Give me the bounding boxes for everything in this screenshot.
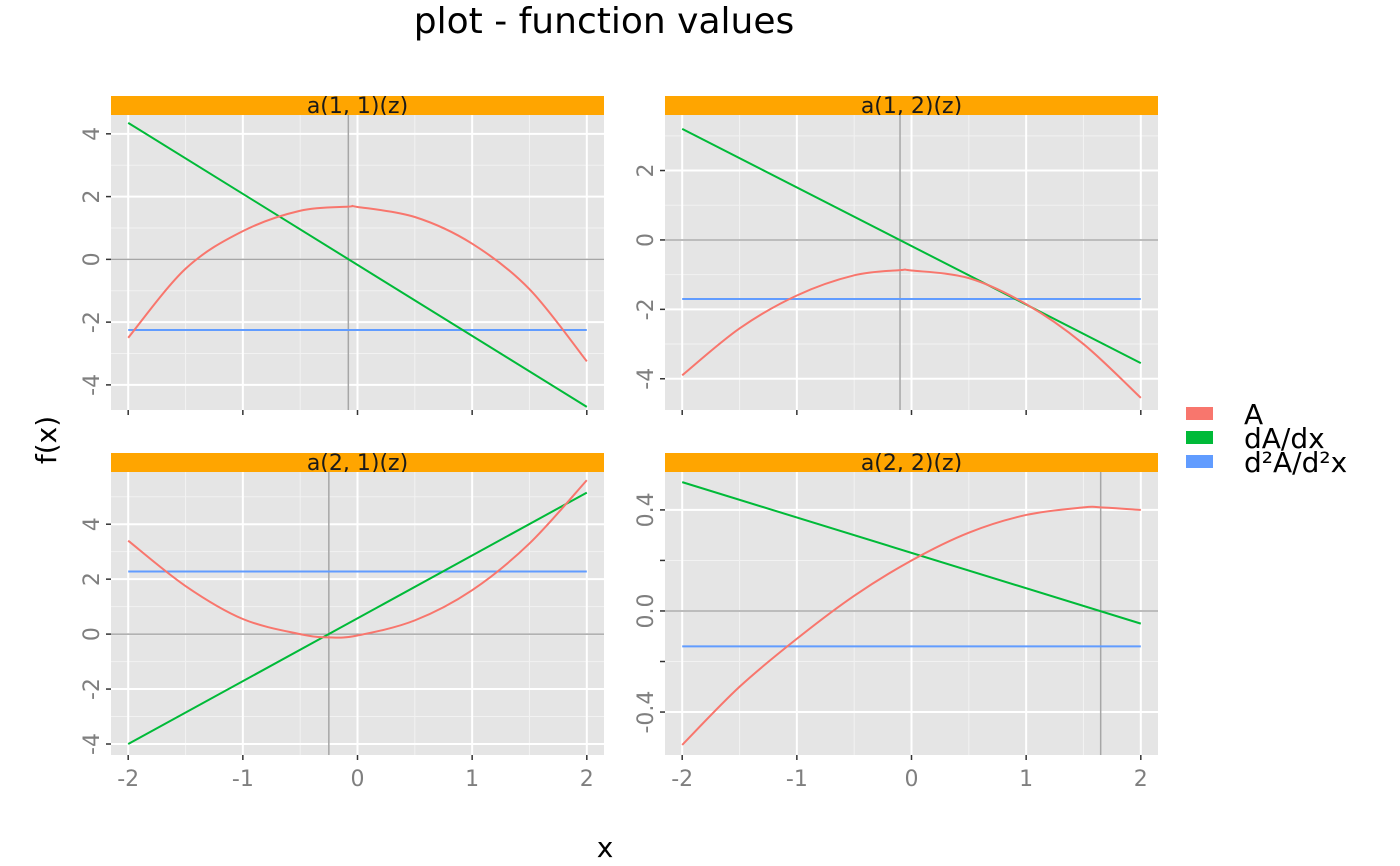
facet-strip-label: a(1, 2)(z) <box>861 94 962 119</box>
series-line-a <box>681 268 1142 399</box>
y-tick-label: -4 <box>634 368 659 390</box>
facet-strip-label: a(2, 1)(z) <box>307 451 408 476</box>
x-tick-label: -2 <box>117 767 139 792</box>
series-line-da <box>681 127 1142 365</box>
y-tick-label: 0 <box>80 627 105 641</box>
y-tick-label: 2 <box>80 190 105 204</box>
y-tick-label: -2 <box>634 298 659 320</box>
facet-strip <box>665 96 1158 115</box>
y-tick-label: 4 <box>80 517 105 531</box>
x-tick-label: 1 <box>1019 767 1033 792</box>
series-line-a <box>681 505 1141 746</box>
legend-label-a: A <box>1244 398 1263 431</box>
y-tick-label: -4 <box>80 733 105 755</box>
series-line-da <box>127 491 588 745</box>
y-tick-label: 0.0 <box>634 593 659 628</box>
x-tick-label: -2 <box>671 767 693 792</box>
x-tick-label: -1 <box>786 767 808 792</box>
panel-3: a(2, 1)(z) -2 -1 0 1 2 -4 -2 0 2 4 <box>80 451 604 792</box>
series-line-a <box>127 204 588 362</box>
facet-strip <box>111 96 604 115</box>
facet-strip <box>111 453 604 472</box>
y-tick-label: 4 <box>80 127 105 141</box>
y-tick-label: 0 <box>80 252 105 266</box>
y-tick-label: 2 <box>634 164 659 178</box>
facet-strip <box>665 453 1158 472</box>
panel-1: a(1, 1)(z) -4 -2 0 2 4 <box>80 94 604 415</box>
y-tick-label: 2 <box>80 572 105 586</box>
x-tick-label: 0 <box>905 767 919 792</box>
x-axis-title: x <box>597 831 614 864</box>
chart-title: plot - function values <box>414 1 794 42</box>
y-tick-label: -2 <box>80 678 105 700</box>
y-axis-title: f(x) <box>30 416 63 464</box>
legend-key-a <box>1186 407 1213 420</box>
y-tick-label: -2 <box>80 311 105 333</box>
legend-key-da <box>1186 431 1213 444</box>
series-line-a <box>127 479 588 639</box>
legend-key-d2a <box>1186 455 1213 468</box>
facet-strip-label: a(1, 1)(z) <box>307 94 408 119</box>
y-tick-label: 0 <box>634 233 659 247</box>
panel-4: a(2, 2)(z) -2 -1 0 1 2 -0.4 0.0 0.4 <box>634 451 1158 792</box>
y-tick-label: -0.4 <box>634 691 659 734</box>
facet-strip-label: a(2, 2)(z) <box>861 451 962 476</box>
x-tick-label: 2 <box>1134 767 1148 792</box>
legend-label-d2a: d²A/d²x <box>1244 446 1347 479</box>
legend-label-da: dA/dx <box>1244 422 1325 455</box>
x-tick-label: 2 <box>580 767 594 792</box>
series-line-da <box>681 481 1142 625</box>
x-tick-label: 1 <box>465 767 479 792</box>
y-tick-label: -4 <box>80 374 105 396</box>
x-tick-label: 0 <box>351 767 365 792</box>
x-tick-label: -1 <box>232 767 254 792</box>
y-tick-label: 0.4 <box>634 492 659 527</box>
series-line-da <box>127 121 588 408</box>
panel-2: a(1, 2)(z) -4 -2 0 2 <box>634 94 1158 415</box>
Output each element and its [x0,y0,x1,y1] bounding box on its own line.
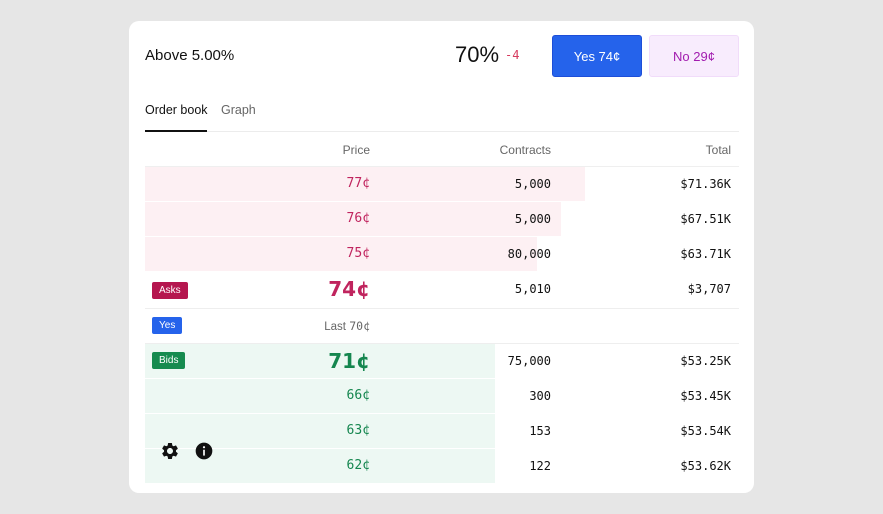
best-ask-total: $3,707 [687,282,731,296]
bid-price: 62¢ [346,458,370,473]
ask-depth-bar [145,237,538,271]
best-bid-row[interactable]: Bids 71¢ 75,000 $53.25K [145,344,739,379]
row-divider [145,343,739,344]
bid-contracts: 122 [529,459,551,473]
bid-depth-bar [145,414,496,448]
row-divider [145,308,739,309]
ask-row[interactable]: 77¢ 5,000 $71.36K [145,167,739,202]
bid-contracts: 300 [529,389,551,403]
bid-total: $53.62K [680,459,731,473]
header-divider [145,166,739,167]
bid-row[interactable]: 66¢ 300 $53.45K [145,379,739,414]
ask-depth-bar [145,167,585,201]
ask-total: $71.36K [680,177,731,191]
ask-row[interactable]: 76¢ 5,000 $67.51K [145,202,739,237]
ask-contracts: 80,000 [507,247,551,261]
bid-price: 63¢ [346,423,370,438]
ask-contracts: 5,000 [514,212,551,226]
market-title: Above 5.00% [145,47,235,64]
bid-contracts: 153 [529,424,551,438]
best-bid-contracts: 75,000 [507,354,551,368]
yes-badge: Yes [152,317,183,334]
gear-icon[interactable] [160,441,180,461]
bid-depth-bar [145,379,496,413]
ask-price: 75¢ [346,246,370,261]
bid-depth-bar [145,344,496,378]
bid-row[interactable]: 63¢ 153 $53.54K [145,414,739,449]
ask-price: 77¢ [346,176,370,191]
best-bid-total: $53.25K [680,354,731,368]
bid-price: 66¢ [346,388,370,403]
info-icon[interactable] [194,441,214,461]
bid-total: $53.45K [680,389,731,403]
ask-contracts: 5,000 [514,177,551,191]
ask-total: $67.51K [680,212,731,226]
column-header-total: Total [705,143,731,157]
column-header-contracts: Contracts [499,143,551,157]
column-header-price: Price [342,143,370,157]
best-ask-contracts: 5,010 [514,282,551,296]
bid-total: $53.54K [680,424,731,438]
probability-change: -4 [505,48,520,62]
ask-total: $63.71K [680,247,731,261]
tab-order-book[interactable]: Order book [145,103,208,132]
last-trade-price: 70¢ [349,319,370,333]
buy-yes-button[interactable]: Yes 74¢ [552,35,642,77]
market-card: Above 5.00% 70% -4 Yes 74¢ No 29¢ Order … [129,21,754,493]
best-ask-row[interactable]: Asks 74¢ 5,010 $3,707 [145,272,739,307]
ask-depth-bar [145,202,561,236]
ask-price: 76¢ [346,211,370,226]
last-label: Last [324,321,347,333]
last-trade-row: Yes Last 70¢ [145,309,739,343]
best-ask-price: 74¢ [328,277,370,301]
last-trade-label: Last 70¢ [324,319,370,333]
bid-row[interactable]: 62¢ 122 $53.62K [145,449,739,484]
best-bid-price: 71¢ [328,349,370,373]
buy-no-button[interactable]: No 29¢ [649,35,739,77]
asks-badge: Asks [152,282,188,299]
probability-value: 70% [455,42,500,67]
tab-graph[interactable]: Graph [221,103,256,117]
ask-row[interactable]: 75¢ 80,000 $63.71K [145,237,739,272]
bids-badge: Bids [152,352,186,369]
tab-bar: Order book Graph [145,101,739,132]
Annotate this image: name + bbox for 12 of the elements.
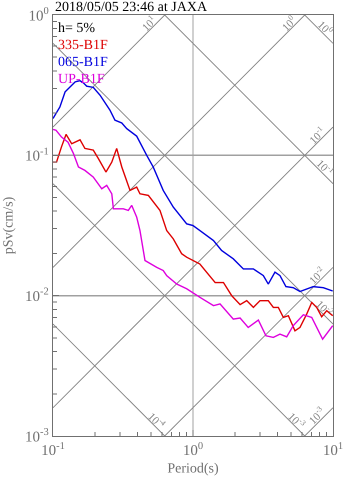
y-tick-label: 10$^{0}$ — [28, 6, 49, 24]
y-tick-label: 10$^{-2}$ — [25, 286, 49, 305]
chart-title: 2018/05/05 23:46 at JAXA — [55, 0, 208, 15]
y-axis-title: pSv(cm/s) — [2, 196, 17, 254]
y-tick-label: 10$^{-1}$ — [25, 146, 49, 165]
text: 335-B1F — [58, 38, 108, 53]
series-label: 065-B1F — [58, 55, 108, 70]
x-tick-label: 10$^{0}$ — [182, 440, 204, 460]
text: UP-B1F — [58, 72, 105, 87]
legend-title: h= 5% — [58, 21, 96, 36]
x-axis-title: Period(s) — [167, 461, 219, 476]
x-tick-label: 10$^{1}$ — [322, 440, 344, 460]
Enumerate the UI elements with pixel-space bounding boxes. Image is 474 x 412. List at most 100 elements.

────

▶ TASK DIRECTIONS
Rewrite all of the items above with "chart-title" replaced by "plot-title" everywhere it occurs, keeping everything else the same, and leave out the pictures.

▶ ANSWER TO THE TASK
Give me the bounding boxes for everything in this screenshot.
facet-strip-label: a(1, 2)(z) <box>861 94 962 119</box>
series-line-a <box>681 268 1142 399</box>
y-tick-label: -4 <box>634 368 659 390</box>
facet-strip-label: a(2, 1)(z) <box>307 451 408 476</box>
x-tick-label: -2 <box>117 767 139 792</box>
series-line-da <box>681 127 1142 365</box>
y-tick-label: 0 <box>80 627 105 641</box>
y-tick-label: 2 <box>80 190 105 204</box>
y-tick-label: -2 <box>634 298 659 320</box>
facet-strip <box>665 96 1158 115</box>
y-tick-label: 4 <box>80 517 105 531</box>
x-tick-label: 1 <box>1019 767 1033 792</box>
series-line-a <box>681 505 1141 746</box>
legend-label-a: A <box>1244 398 1263 431</box>
y-tick-label: -4 <box>80 733 105 755</box>
series-line-da <box>127 491 588 745</box>
y-tick-label: 0.0 <box>634 593 659 628</box>
x-tick-label: -2 <box>671 767 693 792</box>
x-tick-label: -1 <box>786 767 808 792</box>
panel-3: a(2, 1)(z) -2 -1 0 1 2 -4 -2 0 2 4 <box>80 451 604 792</box>
series-line-a <box>127 204 588 362</box>
facet-strip <box>111 96 604 115</box>
facet-strip <box>111 453 604 472</box>
y-tick-label: 4 <box>80 127 105 141</box>
y-tick-label: 0 <box>80 252 105 266</box>
y-tick-label: 2 <box>634 164 659 178</box>
facet-strip <box>665 453 1158 472</box>
panel-1: a(1, 1)(z) -4 -2 0 2 4 <box>80 94 604 415</box>
y-tick-label: 2 <box>80 572 105 586</box>
x-tick-label: 0 <box>905 767 919 792</box>
x-axis-title: x <box>597 831 614 864</box>
plot-title: plot - function values <box>414 1 794 42</box>
y-tick-label: -2 <box>80 678 105 700</box>
y-axis-title: f(x) <box>30 416 63 464</box>
legend-key-a <box>1186 407 1213 420</box>
y-tick-label: -2 <box>80 311 105 333</box>
legend-key-da <box>1186 431 1213 444</box>
series-line-a <box>127 479 588 639</box>
legend-key-d2a <box>1186 455 1213 468</box>
facet-strip-label: a(1, 1)(z) <box>307 94 408 119</box>
y-tick-label: 0 <box>634 233 659 247</box>
panel-4: a(2, 2)(z) -2 -1 0 1 2 -0.4 0.0 0.4 <box>634 451 1158 792</box>
y-tick-label: -0.4 <box>634 691 659 734</box>
facet-strip-label: a(2, 2)(z) <box>861 451 962 476</box>
x-tick-label: 2 <box>1134 767 1148 792</box>
legend-label-d2a: d²A/d²x <box>1244 446 1347 479</box>
legend-label-da: dA/dx <box>1244 422 1325 455</box>
x-tick-label: 2 <box>580 767 594 792</box>
series-line-da <box>681 481 1142 625</box>
x-tick-label: 1 <box>465 767 479 792</box>
y-tick-label: -4 <box>80 374 105 396</box>
x-tick-label: 0 <box>351 767 365 792</box>
x-tick-label: -1 <box>232 767 254 792</box>
y-tick-label: 0.4 <box>634 492 659 527</box>
series-line-da <box>127 121 588 408</box>
panel-2: a(1, 2)(z) -4 -2 0 2 <box>634 94 1158 415</box>
Output each element and its [x0,y0,x1,y1] bounding box on its own line.
best-ask-total: $3,707 [687,282,731,296]
bid-price: 62¢ [346,458,370,473]
ask-depth-bar [145,237,538,271]
best-bid-row[interactable]: Bids 71¢ 75,000 $53.25K [145,344,739,379]
row-divider [145,343,739,344]
bid-contracts: 122 [529,459,551,473]
bid-depth-bar [145,414,496,448]
row-divider [145,308,739,309]
ask-row[interactable]: 77¢ 5,000 $71.36K [145,167,739,202]
bid-contracts: 300 [529,389,551,403]
bid-total: $53.62K [680,459,731,473]
header-divider [145,166,739,167]
bid-row[interactable]: 66¢ 300 $53.45K [145,379,739,414]
ask-depth-bar [145,167,585,201]
ask-total: $71.36K [680,177,731,191]
ask-row[interactable]: 76¢ 5,000 $67.51K [145,202,739,237]
ask-contracts: 80,000 [507,247,551,261]
bid-price: 63¢ [346,423,370,438]
ask-contracts: 5,000 [514,212,551,226]
market-title: Above 5.00% [145,47,235,64]
bid-contracts: 153 [529,424,551,438]
best-bid-contracts: 75,000 [507,354,551,368]
yes-badge: Yes [152,317,183,334]
gear-icon[interactable] [160,441,180,461]
bid-depth-bar [145,379,496,413]
ask-price: 75¢ [346,246,370,261]
bid-depth-bar [145,344,496,378]
bid-row[interactable]: 63¢ 153 $53.54K [145,414,739,449]
ask-price: 77¢ [346,176,370,191]
best-bid-total: $53.25K [680,354,731,368]
bid-price: 66¢ [346,388,370,403]
info-icon[interactable] [194,441,214,461]
bid-total: $53.45K [680,389,731,403]
ask-contracts: 5,000 [514,177,551,191]
ask-total: $67.51K [680,212,731,226]
column-header-total: Total [705,143,731,157]
column-header-contracts: Contracts [499,143,551,157]
column-header-price: Price [342,143,370,157]
best-ask-contracts: 5,010 [514,282,551,296]
bid-total: $53.54K [680,424,731,438]
probability-change: -4 [505,48,520,62]
ask-total: $63.71K [680,247,731,261]
tab-order-book[interactable]: Order book [145,103,208,132]
last-trade-price: 70¢ [349,319,370,333]
buy-yes-button[interactable]: Yes 74¢ [552,35,642,77]
market-card: Above 5.00% 70% -4 Yes 74¢ No 29¢ Order … [129,21,754,493]
best-ask-row[interactable]: Asks 74¢ 5,010 $3,707 [145,272,739,307]
ask-depth-bar [145,202,561,236]
ask-price: 76¢ [346,211,370,226]
last-label: Last [324,321,347,333]
last-trade-row: Yes Last 70¢ [145,309,739,343]
best-ask-price: 74¢ [328,277,370,301]
last-trade-label: Last 70¢ [324,319,370,333]
bid-row[interactable]: 62¢ 122 $53.62K [145,449,739,484]
best-bid-price: 71¢ [328,349,370,373]
buy-no-button[interactable]: No 29¢ [649,35,739,77]
asks-badge: Asks [152,282,188,299]
probability-value: 70% [455,42,500,67]
tab-graph[interactable]: Graph [221,103,256,117]
ask-row[interactable]: 75¢ 80,000 $63.71K [145,237,739,272]
bids-badge: Bids [152,352,186,369]
tab-bar: Order book Graph [145,101,739,132]
Annotate this image: name + bbox for 12 of the elements.
y-tick-label: 10$^{0}$ — [28, 6, 49, 24]
y-tick-label: 10$^{-2}$ — [25, 286, 49, 305]
plot-title: 2018/05/05 23:46 at JAXA — [55, 0, 208, 15]
y-axis-title: pSv(cm/s) — [2, 196, 17, 254]
y-tick-label: 10$^{-1}$ — [25, 146, 49, 165]
text: 335-B1F — [58, 38, 108, 53]
series-label: 065-B1F — [58, 55, 108, 70]
x-tick-label: 10$^{0}$ — [182, 440, 204, 460]
text: UP-B1F — [58, 72, 105, 87]
legend-title: h= 5% — [58, 21, 96, 36]
x-axis-title: Period(s) — [167, 461, 219, 476]
x-tick-label: 10$^{1}$ — [322, 440, 344, 460]
Enumerate the UI elements with pixel-space bounding boxes. Image is 474 x 412. List at most 100 elements.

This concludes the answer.